◆ **WHAT TO DO**:
Print the listing below in its entirety, character for character.
————————
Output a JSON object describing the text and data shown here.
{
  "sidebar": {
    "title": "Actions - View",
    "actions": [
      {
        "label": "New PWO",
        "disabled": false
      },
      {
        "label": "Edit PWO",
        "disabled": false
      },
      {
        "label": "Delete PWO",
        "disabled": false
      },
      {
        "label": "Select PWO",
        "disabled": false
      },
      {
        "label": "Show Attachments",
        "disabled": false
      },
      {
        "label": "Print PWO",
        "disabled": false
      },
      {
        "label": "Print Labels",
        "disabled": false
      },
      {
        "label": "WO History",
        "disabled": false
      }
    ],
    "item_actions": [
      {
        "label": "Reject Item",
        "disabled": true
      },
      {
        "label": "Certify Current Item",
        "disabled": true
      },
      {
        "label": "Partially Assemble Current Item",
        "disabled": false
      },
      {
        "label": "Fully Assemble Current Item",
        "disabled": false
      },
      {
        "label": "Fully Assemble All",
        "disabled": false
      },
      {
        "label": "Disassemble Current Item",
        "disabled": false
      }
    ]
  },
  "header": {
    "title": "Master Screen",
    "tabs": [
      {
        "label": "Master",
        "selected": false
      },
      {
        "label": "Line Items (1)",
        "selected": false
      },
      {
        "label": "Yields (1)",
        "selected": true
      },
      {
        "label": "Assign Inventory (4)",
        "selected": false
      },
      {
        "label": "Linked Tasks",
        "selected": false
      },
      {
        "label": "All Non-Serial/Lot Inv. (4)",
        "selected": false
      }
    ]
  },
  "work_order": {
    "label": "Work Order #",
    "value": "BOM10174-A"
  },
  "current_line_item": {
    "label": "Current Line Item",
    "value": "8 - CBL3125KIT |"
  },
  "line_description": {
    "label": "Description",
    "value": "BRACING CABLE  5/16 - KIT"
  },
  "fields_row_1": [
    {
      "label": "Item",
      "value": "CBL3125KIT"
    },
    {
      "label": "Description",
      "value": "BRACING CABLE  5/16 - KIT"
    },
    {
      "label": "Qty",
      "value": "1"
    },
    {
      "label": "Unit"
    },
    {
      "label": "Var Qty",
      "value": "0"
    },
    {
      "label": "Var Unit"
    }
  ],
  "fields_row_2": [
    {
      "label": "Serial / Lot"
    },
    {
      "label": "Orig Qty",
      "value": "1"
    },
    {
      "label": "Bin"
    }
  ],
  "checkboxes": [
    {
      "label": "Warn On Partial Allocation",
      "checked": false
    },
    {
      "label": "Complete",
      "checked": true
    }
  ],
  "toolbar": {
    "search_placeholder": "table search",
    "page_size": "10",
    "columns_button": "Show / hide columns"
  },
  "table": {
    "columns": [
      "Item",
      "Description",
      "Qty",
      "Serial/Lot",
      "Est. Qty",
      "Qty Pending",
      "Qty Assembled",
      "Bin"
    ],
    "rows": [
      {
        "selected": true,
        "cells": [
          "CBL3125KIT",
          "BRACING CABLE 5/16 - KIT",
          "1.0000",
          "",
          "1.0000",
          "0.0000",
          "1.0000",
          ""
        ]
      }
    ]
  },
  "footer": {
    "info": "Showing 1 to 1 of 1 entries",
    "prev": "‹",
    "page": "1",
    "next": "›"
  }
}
————————
◆ **SOLUTION FOR THIS EXERCISE**:
Output a JSON object describing the text and data shown here.
{
  "sidebar": {
    "title": "Actions - View",
    "actions": [
      {
        "label": "New PWO",
        "disabled": false
      },
      {
        "label": "Edit PWO",
        "disabled": false
      },
      {
        "label": "Delete PWO",
        "disabled": false
      },
      {
        "label": "Select PWO",
        "disabled": false
      },
      {
        "label": "Show Attachments",
        "disabled": false
      },
      {
        "label": "Print PWO",
        "disabled": false
      },
      {
        "label": "Print Labels",
        "disabled": false
      },
      {
        "label": "WO History",
        "disabled": false
      }
    ],
    "item_actions": [
      {
        "label": "Reject Item",
        "disabled": true
      },
      {
        "label": "Certify Current Item",
        "disabled": true
      },
      {
        "label": "Partially Assemble Current Item",
        "disabled": false
      },
      {
        "label": "Fully Assemble Current Item",
        "disabled": false
      },
      {
        "label": "Fully Assemble All",
        "disabled": false
      },
      {
        "label": "Disassemble Current Item",
        "disabled": false
      }
    ]
  },
  "header": {
    "title": "Master Screen",
    "tabs": [
      {
        "label": "Master",
        "selected": false
      },
      {
        "label": "Line Items (1)",
        "selected": false
      },
      {
        "label": "Yields (1)",
        "selected": true
      },
      {
        "label": "Assign Inventory (4)",
        "selected": false
      },
      {
        "label": "Linked Tasks",
        "selected": false
      },
      {
        "label": "All Non-Serial/Lot Inv. (4)",
        "selected": false
      }
    ]
  },
  "work_order": {
    "label": "Work Order #",
    "value": "BOM10174-A"
  },
  "current_line_item": {
    "label": "Current Line Item",
    "value": "8 - CBL3125KIT |"
  },
  "line_description": {
    "label": "Description",
    "value": "BRACING CABLE  5/16 - KIT"
  },
  "fields_row_1": [
    {
      "label": "Item",
      "value": "CBL3125KIT"
    },
    {
      "label": "Description",
      "value": "BRACING CABLE  5/16 - KIT"
    },
    {
      "label": "Qty",
      "value": "1"
    },
    {
      "label": "Unit"
    },
    {
      "label": "Var Qty",
      "value": "0"
    },
    {
      "label": "Var Unit"
    }
  ],
  "fields_row_2": [
    {
      "label": "Serial / Lot"
    },
    {
      "label": "Orig Qty",
      "value": "1"
    },
    {
      "label": "Bin"
    }
  ],
  "checkboxes": [
    {
      "label": "Warn On Partial Allocation",
      "checked": false
    },
    {
      "label": "Complete",
      "checked": true
    }
  ],
  "toolbar": {
    "search_placeholder": "table search",
    "page_size": "10",
    "columns_button": "Show / hide columns"
  },
  "table": {
    "columns": [
      "Item",
      "Description",
      "Qty",
      "Serial/Lot",
      "Est. Qty",
      "Qty Pending",
      "Qty Assembled",
      "Bin"
    ],
    "rows": [
      {
        "selected": true,
        "cells": [
          "CBL3125KIT",
          "BRACING CABLE 5/16 - KIT",
          "1.0000",
          "",
          "1.0000",
          "0.0000",
          "1.0000",
          ""
        ]
      }
    ]
  },
  "footer": {
    "info": "Showing 1 to 1 of 1 entries",
    "prev": "‹",
    "page": "1",
    "next": "›"
  }
}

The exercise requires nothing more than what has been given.